**What is needed:** Copy the line containing "What data populates", then all lines after it up to and including the final line of the material, exactly and without additions.

------------------------------------------------------------------------

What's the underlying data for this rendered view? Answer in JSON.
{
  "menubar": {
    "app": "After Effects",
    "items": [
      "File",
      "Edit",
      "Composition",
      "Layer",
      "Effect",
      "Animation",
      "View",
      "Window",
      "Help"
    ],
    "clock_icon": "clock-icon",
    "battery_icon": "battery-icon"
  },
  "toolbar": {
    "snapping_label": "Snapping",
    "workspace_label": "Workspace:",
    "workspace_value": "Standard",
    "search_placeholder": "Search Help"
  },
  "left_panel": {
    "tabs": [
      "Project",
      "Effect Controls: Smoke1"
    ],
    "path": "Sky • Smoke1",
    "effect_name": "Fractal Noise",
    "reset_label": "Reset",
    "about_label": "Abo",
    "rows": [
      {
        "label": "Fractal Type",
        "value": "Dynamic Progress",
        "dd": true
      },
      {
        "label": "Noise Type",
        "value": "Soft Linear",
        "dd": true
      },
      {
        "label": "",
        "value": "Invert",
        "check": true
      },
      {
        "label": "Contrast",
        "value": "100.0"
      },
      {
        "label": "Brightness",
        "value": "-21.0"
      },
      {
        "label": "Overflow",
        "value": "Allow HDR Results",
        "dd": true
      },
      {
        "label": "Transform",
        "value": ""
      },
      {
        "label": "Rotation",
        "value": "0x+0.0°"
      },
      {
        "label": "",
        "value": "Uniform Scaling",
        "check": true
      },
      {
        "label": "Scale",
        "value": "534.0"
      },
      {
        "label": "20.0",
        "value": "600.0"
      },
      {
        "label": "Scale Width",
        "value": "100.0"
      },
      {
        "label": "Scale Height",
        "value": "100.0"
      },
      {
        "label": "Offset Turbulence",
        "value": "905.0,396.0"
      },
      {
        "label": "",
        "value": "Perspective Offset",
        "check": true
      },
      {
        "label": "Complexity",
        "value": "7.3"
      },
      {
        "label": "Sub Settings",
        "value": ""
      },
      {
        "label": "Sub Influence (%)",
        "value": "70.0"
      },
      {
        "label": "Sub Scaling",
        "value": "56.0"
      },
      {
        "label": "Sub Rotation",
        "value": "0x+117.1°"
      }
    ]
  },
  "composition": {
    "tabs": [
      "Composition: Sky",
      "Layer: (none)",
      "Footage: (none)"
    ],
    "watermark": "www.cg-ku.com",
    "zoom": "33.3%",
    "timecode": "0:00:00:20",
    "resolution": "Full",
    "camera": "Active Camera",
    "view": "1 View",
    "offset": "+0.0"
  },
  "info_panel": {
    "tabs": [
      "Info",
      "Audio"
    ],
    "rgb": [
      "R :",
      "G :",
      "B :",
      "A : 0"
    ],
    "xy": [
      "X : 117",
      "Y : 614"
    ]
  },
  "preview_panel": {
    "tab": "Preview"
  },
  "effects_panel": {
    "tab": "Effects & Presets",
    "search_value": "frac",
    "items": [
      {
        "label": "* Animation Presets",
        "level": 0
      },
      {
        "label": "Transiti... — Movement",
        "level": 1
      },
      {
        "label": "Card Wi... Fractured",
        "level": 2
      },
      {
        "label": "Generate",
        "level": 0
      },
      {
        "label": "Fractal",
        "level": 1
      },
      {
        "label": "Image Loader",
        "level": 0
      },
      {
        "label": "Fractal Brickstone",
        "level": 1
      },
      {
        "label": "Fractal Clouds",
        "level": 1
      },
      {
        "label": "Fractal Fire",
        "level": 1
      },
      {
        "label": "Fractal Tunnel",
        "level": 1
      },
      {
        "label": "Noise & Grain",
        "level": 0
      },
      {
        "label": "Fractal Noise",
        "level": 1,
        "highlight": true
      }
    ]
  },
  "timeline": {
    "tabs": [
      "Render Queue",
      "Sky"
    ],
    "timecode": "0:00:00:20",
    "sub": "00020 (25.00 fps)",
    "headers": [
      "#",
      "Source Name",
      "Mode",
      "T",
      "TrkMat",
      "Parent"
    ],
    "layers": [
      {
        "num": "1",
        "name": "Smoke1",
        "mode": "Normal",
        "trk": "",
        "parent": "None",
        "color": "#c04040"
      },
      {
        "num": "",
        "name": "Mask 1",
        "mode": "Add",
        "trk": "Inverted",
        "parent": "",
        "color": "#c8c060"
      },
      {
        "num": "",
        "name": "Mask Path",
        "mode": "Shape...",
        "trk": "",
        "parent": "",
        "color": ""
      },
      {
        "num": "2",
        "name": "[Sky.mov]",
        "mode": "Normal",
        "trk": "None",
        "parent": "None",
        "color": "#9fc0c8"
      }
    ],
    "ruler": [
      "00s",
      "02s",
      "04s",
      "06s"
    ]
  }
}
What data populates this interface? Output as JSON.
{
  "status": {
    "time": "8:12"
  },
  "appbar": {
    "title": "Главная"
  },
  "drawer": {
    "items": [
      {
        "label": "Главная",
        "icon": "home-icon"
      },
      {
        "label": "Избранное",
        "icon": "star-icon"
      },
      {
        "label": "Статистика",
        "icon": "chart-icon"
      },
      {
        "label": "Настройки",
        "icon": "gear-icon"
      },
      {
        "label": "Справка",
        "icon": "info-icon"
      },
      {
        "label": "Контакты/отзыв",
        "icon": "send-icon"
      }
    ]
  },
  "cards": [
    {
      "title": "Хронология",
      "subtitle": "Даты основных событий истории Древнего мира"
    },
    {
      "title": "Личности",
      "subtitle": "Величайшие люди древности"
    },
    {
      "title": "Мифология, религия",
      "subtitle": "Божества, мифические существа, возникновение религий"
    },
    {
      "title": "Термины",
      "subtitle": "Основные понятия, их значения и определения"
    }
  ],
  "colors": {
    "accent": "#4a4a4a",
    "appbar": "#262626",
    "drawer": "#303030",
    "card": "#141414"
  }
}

------------------------------------------------------------------------

**Correct answer:**
What data populates this interface? Output as JSON.
{
  "status": {
    "time": "8:12"
  },
  "appbar": {
    "title": "Главная"
  },
  "drawer": {
    "items": [
      {
        "label": "Главная",
        "icon": "home-icon"
      },
      {
        "label": "Избранное",
        "icon": "star-icon"
      },
      {
        "label": "Статистика",
        "icon": "chart-icon"
      },
      {
        "label": "Настройки",
        "icon": "gear-icon"
      },
      {
        "label": "Справка",
        "icon": "info-icon"
      },
      {
        "label": "Контакты/отзыв",
        "icon": "send-icon"
      }
    ]
  },
  "cards": [
    {
      "title": "Хронология",
      "subtitle": "Даты основных событий истории Древнего мира"
    },
    {
      "title": "Личности",
      "subtitle": "Величайшие люди древности"
    },
    {
      "title": "Мифология, религия",
      "subtitle": "Божества, мифические существа, возникновение религий"
    },
    {
      "title": "Термины",
      "subtitle": "Основные понятия, их значения и определения"
    }
  ],
  "colors": {
    "accent": "#4a4a4a",
    "appbar": "#262626",
    "drawer": "#303030",
    "card": "#141414"
  }
}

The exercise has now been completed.